> **Exercise instructions**: Find how many lines contain the word "favorite" and state that number alone.

Stored data:
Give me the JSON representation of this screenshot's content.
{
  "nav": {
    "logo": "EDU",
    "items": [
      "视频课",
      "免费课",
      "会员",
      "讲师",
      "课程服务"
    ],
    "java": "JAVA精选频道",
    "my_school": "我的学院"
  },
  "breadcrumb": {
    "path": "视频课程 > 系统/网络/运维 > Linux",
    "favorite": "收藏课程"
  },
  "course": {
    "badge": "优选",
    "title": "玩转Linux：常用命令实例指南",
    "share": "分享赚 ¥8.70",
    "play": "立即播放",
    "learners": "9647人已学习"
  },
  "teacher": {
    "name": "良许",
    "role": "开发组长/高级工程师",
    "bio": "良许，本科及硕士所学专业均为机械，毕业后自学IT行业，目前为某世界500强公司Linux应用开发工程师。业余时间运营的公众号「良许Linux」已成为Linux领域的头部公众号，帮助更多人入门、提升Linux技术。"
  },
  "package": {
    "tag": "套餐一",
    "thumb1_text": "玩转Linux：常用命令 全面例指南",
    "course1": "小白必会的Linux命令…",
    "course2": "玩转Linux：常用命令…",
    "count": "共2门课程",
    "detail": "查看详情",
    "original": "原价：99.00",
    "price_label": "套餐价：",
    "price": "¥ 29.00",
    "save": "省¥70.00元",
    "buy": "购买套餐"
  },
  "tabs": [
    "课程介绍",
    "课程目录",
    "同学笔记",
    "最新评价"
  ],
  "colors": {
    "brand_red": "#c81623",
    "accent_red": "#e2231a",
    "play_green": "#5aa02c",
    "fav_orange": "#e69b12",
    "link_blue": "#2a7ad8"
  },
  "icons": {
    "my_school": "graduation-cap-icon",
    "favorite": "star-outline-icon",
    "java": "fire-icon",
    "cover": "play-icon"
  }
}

> **Result of the task**: 2